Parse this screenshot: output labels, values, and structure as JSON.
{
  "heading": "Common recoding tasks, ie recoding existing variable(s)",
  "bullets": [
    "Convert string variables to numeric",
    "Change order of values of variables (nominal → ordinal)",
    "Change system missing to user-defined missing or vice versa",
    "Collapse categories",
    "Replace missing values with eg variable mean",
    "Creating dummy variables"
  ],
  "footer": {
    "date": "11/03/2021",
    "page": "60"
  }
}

________

TASK TO CARRY OUT
Write the complete data out, exactly as above.

ANSWER
Parse this screenshot: output labels, values, and structure as JSON.
{
  "heading": "Common recoding tasks, ie recoding existing variable(s)",
  "bullets": [
    "Convert string variables to numeric",
    "Change order of values of variables (nominal → ordinal)",
    "Change system missing to user-defined missing or vice versa",
    "Collapse categories",
    "Replace missing values with eg variable mean",
    "Creating dummy variables"
  ],
  "footer": {
    "date": "11/03/2021",
    "page": "60"
  }
}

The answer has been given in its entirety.